Collection entries
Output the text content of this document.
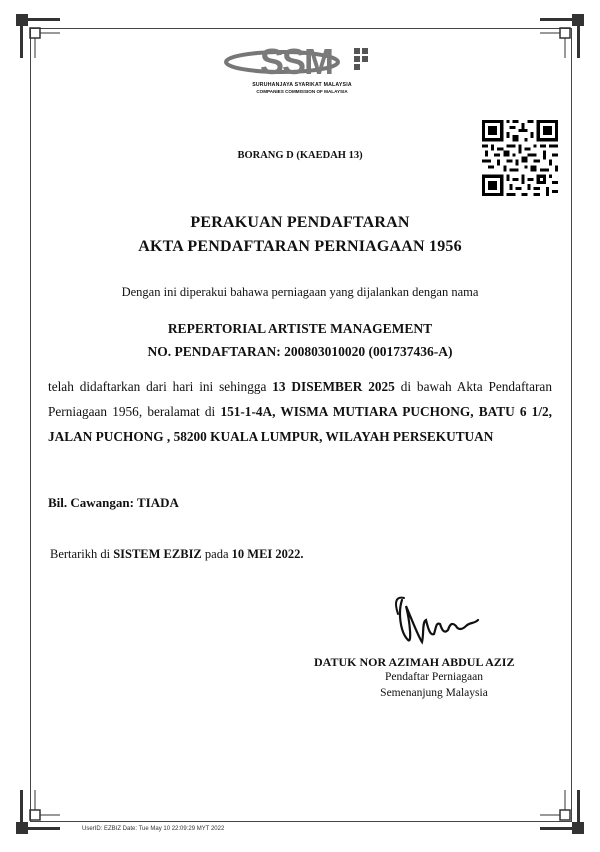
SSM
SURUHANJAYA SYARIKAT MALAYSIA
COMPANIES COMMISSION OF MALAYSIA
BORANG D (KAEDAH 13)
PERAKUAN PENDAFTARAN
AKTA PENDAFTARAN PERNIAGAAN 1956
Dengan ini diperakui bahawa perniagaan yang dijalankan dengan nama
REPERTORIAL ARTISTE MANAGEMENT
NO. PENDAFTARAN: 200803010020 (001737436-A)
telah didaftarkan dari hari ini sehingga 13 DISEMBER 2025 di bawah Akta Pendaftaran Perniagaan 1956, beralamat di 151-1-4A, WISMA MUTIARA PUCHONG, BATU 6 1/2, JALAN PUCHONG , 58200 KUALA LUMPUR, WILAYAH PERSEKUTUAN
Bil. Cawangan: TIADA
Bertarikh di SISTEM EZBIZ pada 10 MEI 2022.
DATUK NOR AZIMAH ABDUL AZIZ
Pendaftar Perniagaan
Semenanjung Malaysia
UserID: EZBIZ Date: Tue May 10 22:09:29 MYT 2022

→ **SET PROBLEM**
Copy out all the data exactly; skip the pictures.

→ **TASK OUTPUT**
Output the text content of this document.
SSM
SURUHANJAYA SYARIKAT MALAYSIA
COMPANIES COMMISSION OF MALAYSIA
BORANG D (KAEDAH 13)
PERAKUAN PENDAFTARAN
AKTA PENDAFTARAN PERNIAGAAN 1956
Dengan ini diperakui bahawa perniagaan yang dijalankan dengan nama
REPERTORIAL ARTISTE MANAGEMENT
NO. PENDAFTARAN: 200803010020 (001737436-A)
telah didaftarkan dari hari ini sehingga 13 DISEMBER 2025 di bawah Akta Pendaftaran Perniagaan 1956, beralamat di 151-1-4A, WISMA MUTIARA PUCHONG, BATU 6 1/2, JALAN PUCHONG , 58200 KUALA LUMPUR, WILAYAH PERSEKUTUAN
Bil. Cawangan: TIADA
Bertarikh di SISTEM EZBIZ pada 10 MEI 2022.
DATUK NOR AZIMAH ABDUL AZIZ
Pendaftar Perniagaan
Semenanjung Malaysia
UserID: EZBIZ Date: Tue May 10 22:09:29 MYT 2022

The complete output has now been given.